- _Exercise details_
Repeat exactly each line of the data provided below.

-- The records start --

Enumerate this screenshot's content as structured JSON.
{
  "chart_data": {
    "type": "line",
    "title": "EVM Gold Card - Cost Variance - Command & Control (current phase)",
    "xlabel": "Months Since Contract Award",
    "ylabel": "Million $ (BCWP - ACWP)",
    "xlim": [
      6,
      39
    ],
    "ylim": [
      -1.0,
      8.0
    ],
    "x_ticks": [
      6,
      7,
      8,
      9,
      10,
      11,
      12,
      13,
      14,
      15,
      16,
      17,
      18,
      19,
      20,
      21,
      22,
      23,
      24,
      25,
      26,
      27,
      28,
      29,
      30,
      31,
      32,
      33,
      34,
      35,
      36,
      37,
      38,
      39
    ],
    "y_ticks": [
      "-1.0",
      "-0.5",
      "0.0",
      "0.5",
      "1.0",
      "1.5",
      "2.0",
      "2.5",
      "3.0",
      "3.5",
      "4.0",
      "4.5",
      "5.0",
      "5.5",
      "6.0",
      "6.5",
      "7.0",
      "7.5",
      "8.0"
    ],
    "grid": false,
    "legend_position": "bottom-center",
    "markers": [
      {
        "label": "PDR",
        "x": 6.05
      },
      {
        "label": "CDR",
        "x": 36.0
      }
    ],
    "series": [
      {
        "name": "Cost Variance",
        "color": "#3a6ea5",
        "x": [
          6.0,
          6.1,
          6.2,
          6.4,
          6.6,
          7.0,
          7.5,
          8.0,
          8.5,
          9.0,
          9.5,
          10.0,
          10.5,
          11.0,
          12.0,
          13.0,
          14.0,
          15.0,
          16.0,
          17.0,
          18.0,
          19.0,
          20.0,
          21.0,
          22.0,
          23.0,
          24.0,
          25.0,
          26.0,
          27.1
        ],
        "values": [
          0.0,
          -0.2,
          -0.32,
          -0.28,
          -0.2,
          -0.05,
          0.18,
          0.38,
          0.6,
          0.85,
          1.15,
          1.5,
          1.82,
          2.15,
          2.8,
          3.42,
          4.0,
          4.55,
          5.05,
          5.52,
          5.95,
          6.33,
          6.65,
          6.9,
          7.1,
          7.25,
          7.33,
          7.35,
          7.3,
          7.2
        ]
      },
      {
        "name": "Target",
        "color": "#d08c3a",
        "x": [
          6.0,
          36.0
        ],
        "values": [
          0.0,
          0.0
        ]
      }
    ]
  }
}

-- The records end --

- _Task answer_
Enumerate this screenshot's content as structured JSON.
{
  "chart_data": {
    "type": "line",
    "title": "EVM Gold Card - Cost Variance - Command & Control (current phase)",
    "xlabel": "Months Since Contract Award",
    "ylabel": "Million $ (BCWP - ACWP)",
    "xlim": [
      6,
      39
    ],
    "ylim": [
      -1.0,
      8.0
    ],
    "x_ticks": [
      6,
      7,
      8,
      9,
      10,
      11,
      12,
      13,
      14,
      15,
      16,
      17,
      18,
      19,
      20,
      21,
      22,
      23,
      24,
      25,
      26,
      27,
      28,
      29,
      30,
      31,
      32,
      33,
      34,
      35,
      36,
      37,
      38,
      39
    ],
    "y_ticks": [
      "-1.0",
      "-0.5",
      "0.0",
      "0.5",
      "1.0",
      "1.5",
      "2.0",
      "2.5",
      "3.0",
      "3.5",
      "4.0",
      "4.5",
      "5.0",
      "5.5",
      "6.0",
      "6.5",
      "7.0",
      "7.5",
      "8.0"
    ],
    "grid": false,
    "legend_position": "bottom-center",
    "markers": [
      {
        "label": "PDR",
        "x": 6.05
      },
      {
        "label": "CDR",
        "x": 36.0
      }
    ],
    "series": [
      {
        "name": "Cost Variance",
        "color": "#3a6ea5",
        "x": [
          6.0,
          6.1,
          6.2,
          6.4,
          6.6,
          7.0,
          7.5,
          8.0,
          8.5,
          9.0,
          9.5,
          10.0,
          10.5,
          11.0,
          12.0,
          13.0,
          14.0,
          15.0,
          16.0,
          17.0,
          18.0,
          19.0,
          20.0,
          21.0,
          22.0,
          23.0,
          24.0,
          25.0,
          26.0,
          27.1
        ],
        "values": [
          0.0,
          -0.2,
          -0.32,
          -0.28,
          -0.2,
          -0.05,
          0.18,
          0.38,
          0.6,
          0.85,
          1.15,
          1.5,
          1.82,
          2.15,
          2.8,
          3.42,
          4.0,
          4.55,
          5.05,
          5.52,
          5.95,
          6.33,
          6.65,
          6.9,
          7.1,
          7.25,
          7.33,
          7.35,
          7.3,
          7.2
        ]
      },
      {
        "name": "Target",
        "color": "#d08c3a",
        "x": [
          6.0,
          36.0
        ],
        "values": [
          0.0,
          0.0
        ]
      }
    ]
  }
}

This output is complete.